┌──

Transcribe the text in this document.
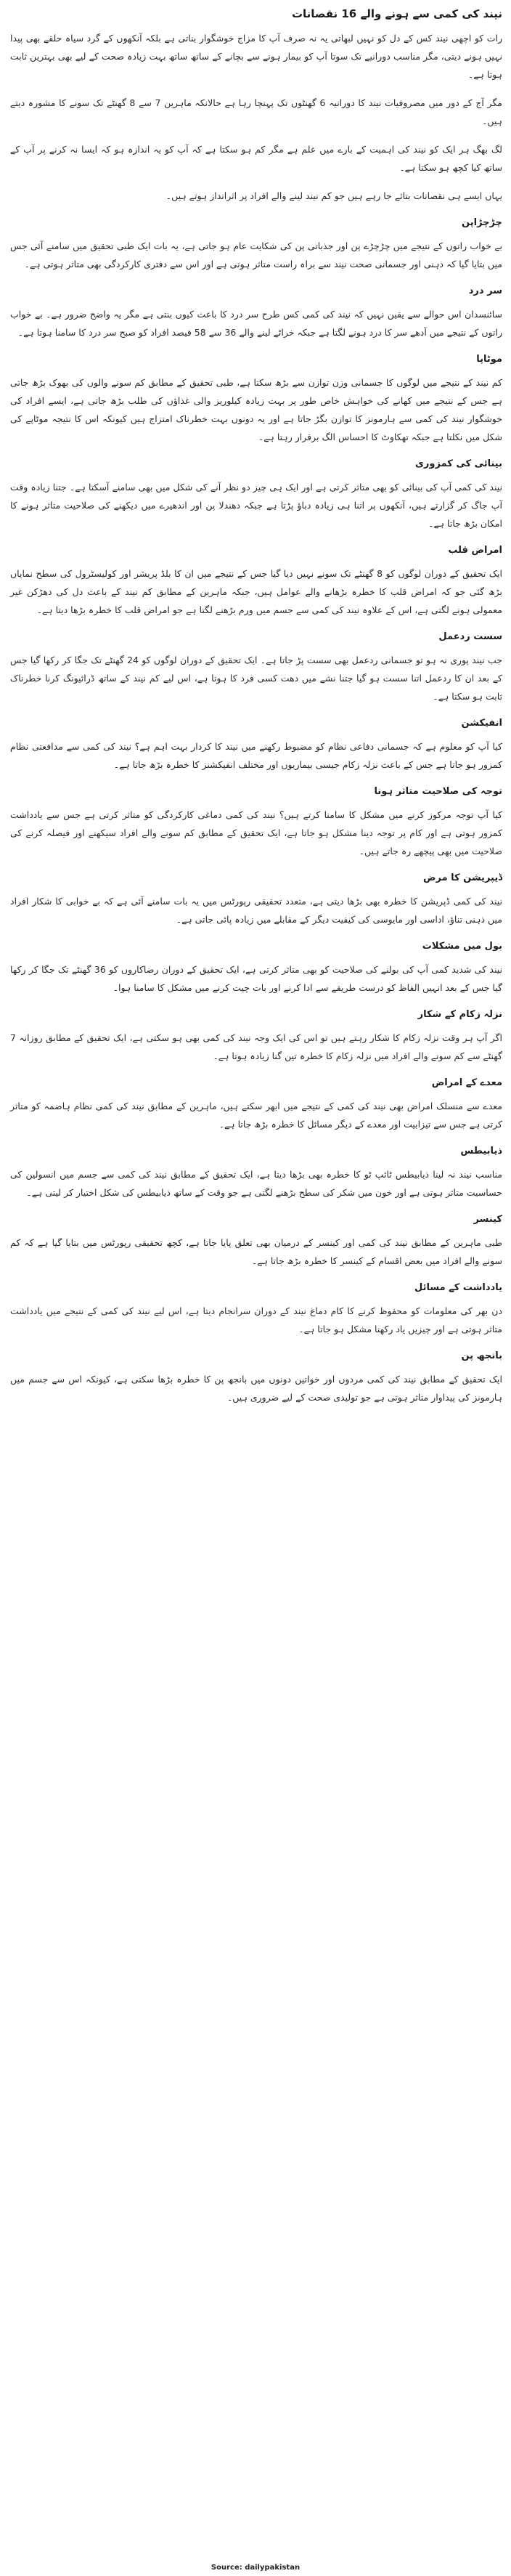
نیند کی کمی سے ہونے والے 16 نقصانات
رات کو اچھی نیند کس کے دل کو نہیں لبھاتی یہ نہ صرف آپ کا مزاج خوشگوار بناتی ہے بلکہ آنکھوں کے گرد سیاہ حلقے بھی پیدا نہیں ہونے دیتی، مگر مناسب دورانیے تک سوتا آپ کو بیمار ہونے سے بچانے کے ساتھ ساتھ بہت زیادہ صحت کے لیے بھی بہترین ثابت ہوتا ہے۔
مگر آج کے دور میں مصروفیات نیند کا دورانیہ 6 گھنٹوں تک پہنچا رہا ہے حالانکہ ماہرین 7 سے 8 گھنٹے تک سونے کا مشورہ دیتے ہیں۔
لگ بھگ ہر ایک کو نیند کی اہمیت کے بارے میں علم ہے مگر کم ہو سکتا ہے کہ آپ کو یہ اندازہ ہو کہ ایسا نہ کرنے پر آپ کے ساتھ کیا کچھ ہو سکتا ہے۔
یہاں ایسے ہی نقصانات بتائے جا رہے ہیں جو کم نیند لینے والے افراد پر اثرانداز ہوتے ہیں۔
چڑچڑاپن
بے خواب راتوں کے نتیجے میں چڑچڑے پن اور جذباتی پن کی شکایت عام ہو جاتی ہے، یہ بات ایک طبی تحقیق میں سامنے آئی جس میں بتایا گیا کہ ذہنی اور جسمانی صحت نیند سے براہ راست متاثر ہوتی ہے اور اس سے دفتری کارکردگی بھی متاثر ہوتی ہے۔
سر درد
سائنسدان اس حوالے سے یقین نہیں کہ نیند کی کمی کس طرح سر درد کا باعث کیوں بنتی ہے مگر یہ واضح ضرور ہے۔ بے خواب راتوں کے نتیجے میں آدھے سر کا درد ہونے لگتا ہے جبکہ خراٹے لینے والے 36 سے 58 فیصد افراد کو صبح سر درد کا سامنا ہوتا ہے۔
موٹاپا
کم نیند کے نتیجے میں لوگوں کا جسمانی وزن توازن سے بڑھ سکتا ہے، طبی تحقیق کے مطابق کم سونے والوں کی بھوک بڑھ جاتی ہے جس کے نتیجے میں کھانے کی خواہش خاص طور پر بہت زیادہ کیلوریز والی غذاؤں کی طلب بڑھ جاتی ہے، ایسے افراد کی خوشگوار نیند کی کمی سے ہارمونز کا توازن بگڑ جاتا ہے اور یہ دونوں بہت خطرناک امتزاج ہیں کیونکہ اس کا نتیجہ موٹاپے کی شکل میں نکلتا ہے جبکہ تھکاوٹ کا احساس الگ برقرار رہتا ہے۔
بینائی کی کمزوری
نیند کی کمی آپ کی بینائی کو بھی متاثر کرتی ہے اور ایک ہی چیز دو نظر آنے کی شکل میں بھی سامنے آسکتا ہے۔ جتنا زیادہ وقت آپ جاگ کر گزارتے ہیں، آنکھوں پر اتنا ہی زیادہ دباؤ پڑتا ہے جبکہ دھندلا پن اور اندھیرے میں دیکھنے کی صلاحیت متاثر ہونے کا امکان بڑھ جاتا ہے۔
امراض قلب
ایک تحقیق کے دوران لوگوں کو 8 گھنٹے تک سونے نہیں دیا گیا جس کے نتیجے میں ان کا بلڈ پریشر اور کولیسٹرول کی سطح نمایاں بڑھ گئی جو کہ امراض قلب کا خطرہ بڑھانے والے عوامل ہیں، جبکہ ماہرین کے مطابق کم نیند کے باعث دل کی دھڑکن غیر معمولی ہونے لگتی ہے، اس کے علاوہ نیند کی کمی سے جسم میں ورم بڑھنے لگتا ہے جو امراض قلب کا خطرہ بڑھا دیتا ہے۔
سست ردعمل
جب نیند پوری نہ ہو تو جسمانی ردعمل بھی سست پڑ جاتا ہے۔ ایک تحقیق کے دوران لوگوں کو 24 گھنٹے تک جگا کر رکھا گیا جس کے بعد ان کا ردعمل اتنا سست ہو گیا جتنا نشے میں دھت کسی فرد کا ہوتا ہے، اس لیے کم نیند کے ساتھ ڈرائیونگ کرنا خطرناک ثابت ہو سکتا ہے۔
انفیکشن
کیا آپ کو معلوم ہے کہ جسمانی دفاعی نظام کو مضبوط رکھنے میں نیند کا کردار بہت اہم ہے؟ نیند کی کمی سے مدافعتی نظام کمزور ہو جاتا ہے جس کے باعث نزلہ زکام جیسی بیماریوں اور مختلف انفیکشنز کا خطرہ بڑھ جاتا ہے۔
توجہ کی صلاحیت متاثر ہونا
کیا آپ توجہ مرکوز کرنے میں مشکل کا سامنا کرتے ہیں؟ نیند کی کمی دماغی کارکردگی کو متاثر کرتی ہے جس سے یادداشت کمزور ہوتی ہے اور کام پر توجہ دینا مشکل ہو جاتا ہے، ایک تحقیق کے مطابق کم سونے والے افراد سیکھنے اور فیصلہ کرنے کی صلاحیت میں بھی پیچھے رہ جاتے ہیں۔
ڈیپریشن کا مرض
نیند کی کمی ڈپریشن کا خطرہ بھی بڑھا دیتی ہے، متعدد تحقیقی رپورٹس میں یہ بات سامنے آئی ہے کہ بے خوابی کا شکار افراد میں ذہنی تناؤ، اداسی اور مایوسی کی کیفیت دیگر کے مقابلے میں زیادہ پائی جاتی ہے۔
بول میں مشکلات
نیند کی شدید کمی آپ کی بولنے کی صلاحیت کو بھی متاثر کرتی ہے، ایک تحقیق کے دوران رضاکاروں کو 36 گھنٹے تک جگا کر رکھا گیا جس کے بعد انہیں الفاظ کو درست طریقے سے ادا کرنے اور بات چیت کرنے میں مشکل کا سامنا ہوا۔
نزلہ زکام کے شکار
اگر آپ ہر وقت نزلہ زکام کا شکار رہتے ہیں تو اس کی ایک وجہ نیند کی کمی بھی ہو سکتی ہے، ایک تحقیق کے مطابق روزانہ 7 گھنٹے سے کم سونے والے افراد میں نزلہ زکام کا خطرہ تین گنا زیادہ ہوتا ہے۔
معدے کے امراض
معدے سے منسلک امراض بھی نیند کی کمی کے نتیجے میں ابھر سکتے ہیں، ماہرین کے مطابق نیند کی کمی نظام ہاضمہ کو متاثر کرتی ہے جس سے تیزابیت اور معدے کے دیگر مسائل کا خطرہ بڑھ جاتا ہے۔
ذیابیطس
مناسب نیند نہ لینا ذیابیطس ٹائپ ٹو کا خطرہ بھی بڑھا دیتا ہے، ایک تحقیق کے مطابق نیند کی کمی سے جسم میں انسولین کی حساسیت متاثر ہوتی ہے اور خون میں شکر کی سطح بڑھنے لگتی ہے جو وقت کے ساتھ ذیابیطس کی شکل اختیار کر لیتی ہے۔
کینسر
طبی ماہرین کے مطابق نیند کی کمی اور کینسر کے درمیان بھی تعلق پایا جاتا ہے، کچھ تحقیقی رپورٹس میں بتایا گیا ہے کہ کم سونے والے افراد میں بعض اقسام کے کینسر کا خطرہ بڑھ جاتا ہے۔
یادداشت کے مسائل
دن بھر کی معلومات کو محفوظ کرنے کا کام دماغ نیند کے دوران سرانجام دیتا ہے، اس لیے نیند کی کمی کے نتیجے میں یادداشت متاثر ہوتی ہے اور چیزیں یاد رکھنا مشکل ہو جاتا ہے۔
بانجھ پن
ایک تحقیق کے مطابق نیند کی کمی مردوں اور خواتین دونوں میں بانجھ پن کا خطرہ بڑھا سکتی ہے، کیونکہ اس سے جسم میں ہارمونز کی پیداوار متاثر ہوتی ہے جو تولیدی صحت کے لیے ضروری ہیں۔
Source: dailypakistan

└──

=== What this task involves ===
Search the lines above for the string "دیتی", then show every one that has it.

=== Output below ===
رات کو اچھی نیند کس کے دل کو نہیں لبھاتی یہ نہ صرف آپ کا مزاج خوشگوار بناتی ہے بلکہ آنکھوں کے گرد سیاہ حلقے بھی پیدا نہیں ہونے دیتی، مگر مناسب دورانیے تک سوتا آپ کو بیمار ہونے سے بچانے کے ساتھ ساتھ بہت زیادہ صحت کے لیے بھی بہترین ثابت ہوتا ہے۔
نیند کی کمی ڈپریشن کا خطرہ بھی بڑھا دیتی ہے، متعدد تحقیقی رپورٹس میں یہ بات سامنے آئی ہے کہ بے خوابی کا شکار افراد میں ذہنی تناؤ، اداسی اور مایوسی کی کیفیت دیگر کے مقابلے میں زیادہ پائی جاتی ہے۔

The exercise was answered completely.